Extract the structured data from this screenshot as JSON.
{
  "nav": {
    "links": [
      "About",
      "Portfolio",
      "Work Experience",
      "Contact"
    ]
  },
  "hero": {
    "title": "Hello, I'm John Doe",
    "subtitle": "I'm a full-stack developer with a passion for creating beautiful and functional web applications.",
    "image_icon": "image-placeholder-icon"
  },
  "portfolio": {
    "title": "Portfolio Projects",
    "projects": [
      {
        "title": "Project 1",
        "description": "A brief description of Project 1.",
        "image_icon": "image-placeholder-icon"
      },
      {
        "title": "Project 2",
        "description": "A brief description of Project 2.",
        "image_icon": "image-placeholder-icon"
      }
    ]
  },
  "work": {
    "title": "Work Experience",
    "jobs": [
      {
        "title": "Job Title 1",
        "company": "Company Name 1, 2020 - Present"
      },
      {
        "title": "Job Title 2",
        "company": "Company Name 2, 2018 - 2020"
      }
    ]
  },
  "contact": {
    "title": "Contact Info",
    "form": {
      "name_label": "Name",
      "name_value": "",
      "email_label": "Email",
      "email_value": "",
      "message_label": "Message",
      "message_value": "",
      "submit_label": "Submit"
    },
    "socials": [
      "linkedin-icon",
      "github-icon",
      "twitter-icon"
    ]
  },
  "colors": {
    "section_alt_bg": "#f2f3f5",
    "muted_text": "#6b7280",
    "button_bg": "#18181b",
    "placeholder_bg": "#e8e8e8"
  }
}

==*==

• [Problem statement]: Every line above should be written out again exactly as it stands.

• [Answer for the task]:
Extract the structured data from this screenshot as JSON.
{
  "nav": {
    "links": [
      "About",
      "Portfolio",
      "Work Experience",
      "Contact"
    ]
  },
  "hero": {
    "title": "Hello, I'm John Doe",
    "subtitle": "I'm a full-stack developer with a passion for creating beautiful and functional web applications.",
    "image_icon": "image-placeholder-icon"
  },
  "portfolio": {
    "title": "Portfolio Projects",
    "projects": [
      {
        "title": "Project 1",
        "description": "A brief description of Project 1.",
        "image_icon": "image-placeholder-icon"
      },
      {
        "title": "Project 2",
        "description": "A brief description of Project 2.",
        "image_icon": "image-placeholder-icon"
      }
    ]
  },
  "work": {
    "title": "Work Experience",
    "jobs": [
      {
        "title": "Job Title 1",
        "company": "Company Name 1, 2020 - Present"
      },
      {
        "title": "Job Title 2",
        "company": "Company Name 2, 2018 - 2020"
      }
    ]
  },
  "contact": {
    "title": "Contact Info",
    "form": {
      "name_label": "Name",
      "name_value": "",
      "email_label": "Email",
      "email_value": "",
      "message_label": "Message",
      "message_value": "",
      "submit_label": "Submit"
    },
    "socials": [
      "linkedin-icon",
      "github-icon",
      "twitter-icon"
    ]
  },
  "colors": {
    "section_alt_bg": "#f2f3f5",
    "muted_text": "#6b7280",
    "button_bg": "#18181b",
    "placeholder_bg": "#e8e8e8"
  }
}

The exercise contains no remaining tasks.